::: GIVEN TEXT
A Russian court on Tuesday upheld the American basketball star Brittney Griner’s sentence on drug smuggling charges, clearing the way for her to serve nine years in a penal colony, unless the U.S. government can negotiate a deal for her release.

Ms. Griner’s lawyers said before the hearing on Tuesday that she did “not expect any miracles to happen,” but that she was hopeful that the three-judge panel of the appeals court in Krasnogorsk, near Moscow, would reduce her sentence.

While the court’s decision means Ms. Griner will begin serving her sentence soon, it was not immediately clear if her legal options were exhausted. There are two higher courts above the appellate division, culminating in the Supreme Court, but Ms. Griner’s lawyers have yet to confirm whether they will take the case any further.

Higher courts in Russia also are not known for overturning verdicts, especially in a case involving foreign policy and the interests of the Kremlin.

The basketball star, 31, did not appear in court on Tuesday and participated in the proceedings via a video link from the detention center where she has been held since her arrest in February.

“Brittney is a very strong person and has a champion’s character,” the lawyers said in their statement on Monday. “She of course has her highs and lows as she is severely stressed being separated from her loved ones for over eight months.”

Since she was arrested at a Moscow airport days before Russia invaded Ukraine, Ms. Griner’s fate has become entangled in the increasingly acrimonious relations between Moscow and Washington. As the Biden administration enforces harsh sanctions against President Vladimir V. Putin’s government as punishment for the invasion, American officials have accused Russia of using Ms. Griner and other U.S. citizens in Russian custody as bargaining chips.

In July, the Biden administration offered a prisoner swap involving Ms. Griner, but Russian officials have said it was premature to discuss a deal while her case was underway. One person briefed on the talks said at the time that the United States had proposed exchanging Ms. Griner — along with Paul Whelan, a former Marine held since December 2018 — for Viktor Bout, a Russian arms dealer serving a 25-year federal prison sentence for charges including conspiring to kill Americans.

Evgenia Novozhenina/Reuters

President Biden and Mr. Putin are both expected to attend a summit of Group of 20 leaders next month in Indonesia, and Mr. Biden has said he would only speak with the Russian leader there if it was to discuss Ms. Griner’s case.
::::::
::: DATA LINES
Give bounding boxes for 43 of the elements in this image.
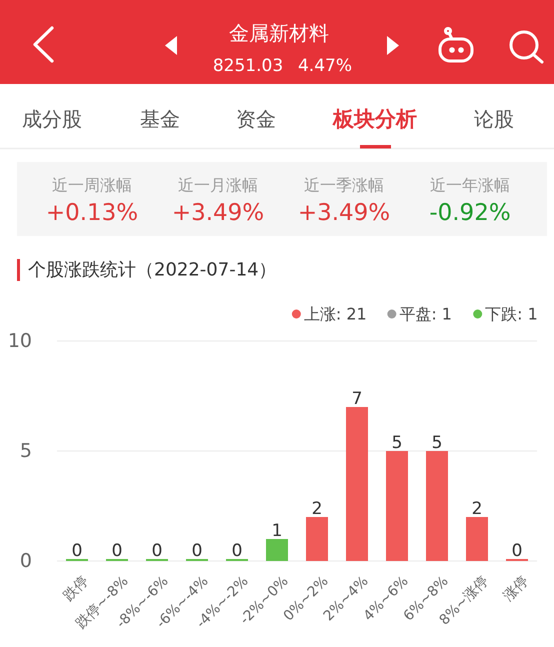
::::::
_GOAL 1_
In the article on Brittney Griner's appeal, where is the appeals court that heard her case?
_GOAL 2_
Please say whether each statement agrees with the article on Brittney Griner's appeal, and quote the words that decide it.
(a) Griner attended Tuesday's hearing in person.
(b) Griner was arrested at a Moscow airport.
(c) Viktor Bout is serving a 25-year sentence.
_GOAL 3_
List every country named in the article on Brittney Griner's appeal.

_EXERCISE ANSWER 1_
In Krasnogorsk, near Moscow.

_EXERCISE ANSWER 2_
(a) No: "did not appear in court on Tuesday and participated in the proceedings via a video link"
(b) Yes: "she was arrested at a Moscow airport days before Russia invaded Ukraine"
(c) Yes: "serving a 25-year federal prison sentence"

_EXERCISE ANSWER 3_
Russia, the United States, Ukraine, Indonesia